* [WHAT YOU WILL DO] All lines in which the word "heading" occurs are to be extracted.

— begin DATA SUPPLIED —

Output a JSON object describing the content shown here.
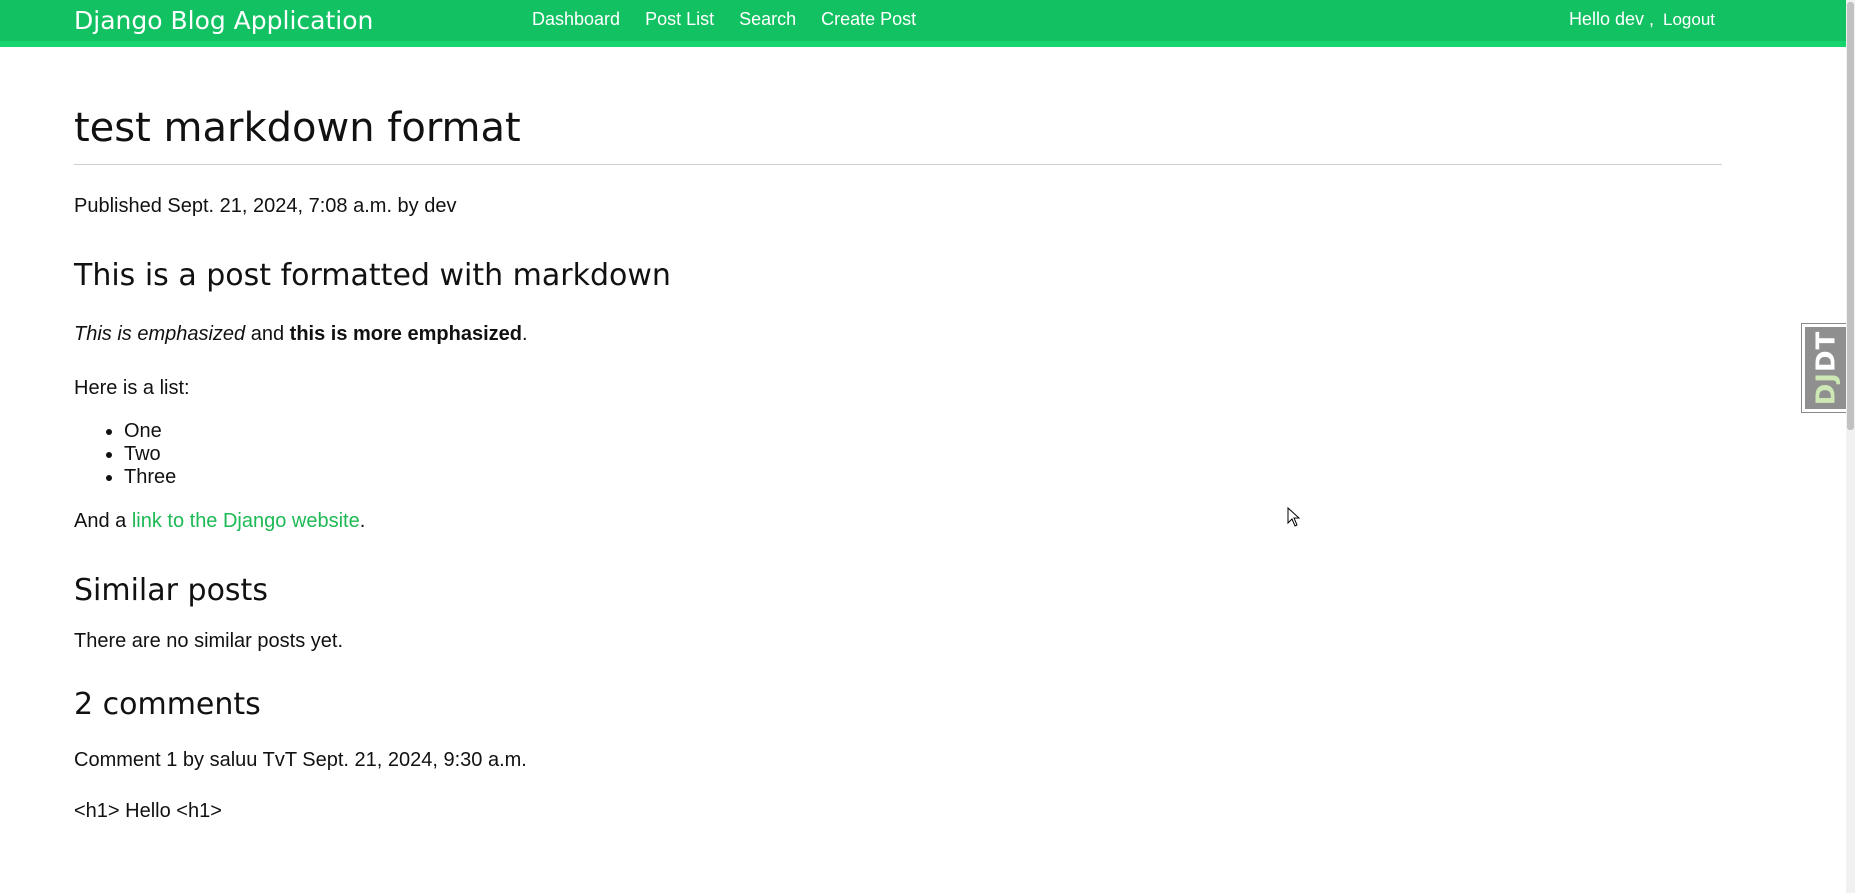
{
  "header": {
    "brand": "Django Blog Application",
    "nav": [
      {
        "label": "Dashboard"
      },
      {
        "label": "Post List"
      },
      {
        "label": "Search"
      },
      {
        "label": "Create Post"
      }
    ],
    "greeting": "Hello dev ,",
    "logout": "Logout"
  },
  "post": {
    "title": "test markdown format",
    "meta": "Published Sept. 21, 2024, 7:08 a.m. by dev",
    "heading": "This is a post formatted with markdown",
    "emph_italic": "This is emphasized",
    "emph_and": " and ",
    "emph_bold": "this is more emphasized",
    "emph_end": ".",
    "list_intro": "Here is a list:",
    "list_items": [
      "One",
      "Two",
      "Three"
    ],
    "link_prefix": "And a ",
    "link_text": "link to the Django website",
    "link_suffix": "."
  },
  "similar": {
    "heading": "Similar posts",
    "empty_text": "There are no similar posts yet."
  },
  "comments": {
    "heading": "2 comments",
    "items": [
      {
        "meta": "Comment 1 by saluu TvT Sept. 21, 2024, 9:30 a.m.",
        "body": "<h1> Hello <h1>"
      }
    ]
  },
  "debug_toolbar": {
    "label_dj": "DJ",
    "label_dt": "DT"
  },
  "colors": {
    "accent": "#12c262",
    "link": "#1db954"
  }
}
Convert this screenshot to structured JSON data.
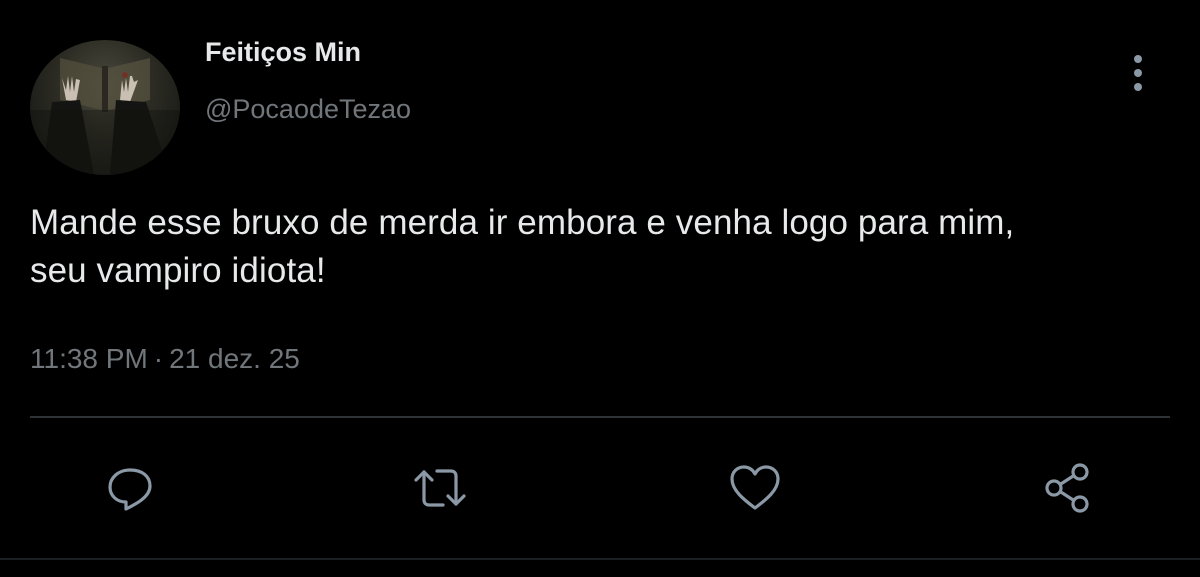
{
  "tweet": {
    "display_name": "Feitiços Min",
    "handle": "@PocaodeTezao",
    "text_lines": [
      "Mande esse bruxo de merda ir embora e venha logo para mim,",
      "seu vampiro idiota!"
    ],
    "time": "11:38 PM",
    "separator": "·",
    "date": "21 dez. 25"
  },
  "icons": {
    "more": "more-vertical-icon",
    "reply": "reply-icon",
    "retweet": "retweet-icon",
    "like": "heart-icon",
    "share": "share-icon"
  },
  "colors": {
    "background": "#000000",
    "text_primary": "#e7e9ea",
    "text_secondary": "#71767b",
    "divider": "#2f3336",
    "icon": "#8b98a5"
  }
}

— end DATA SUPPLIED —

* [EXERCISE RESULT]
    "heading": "This is a post formatted with markdown",
    "heading": "Similar posts",
    "heading": "2 comments",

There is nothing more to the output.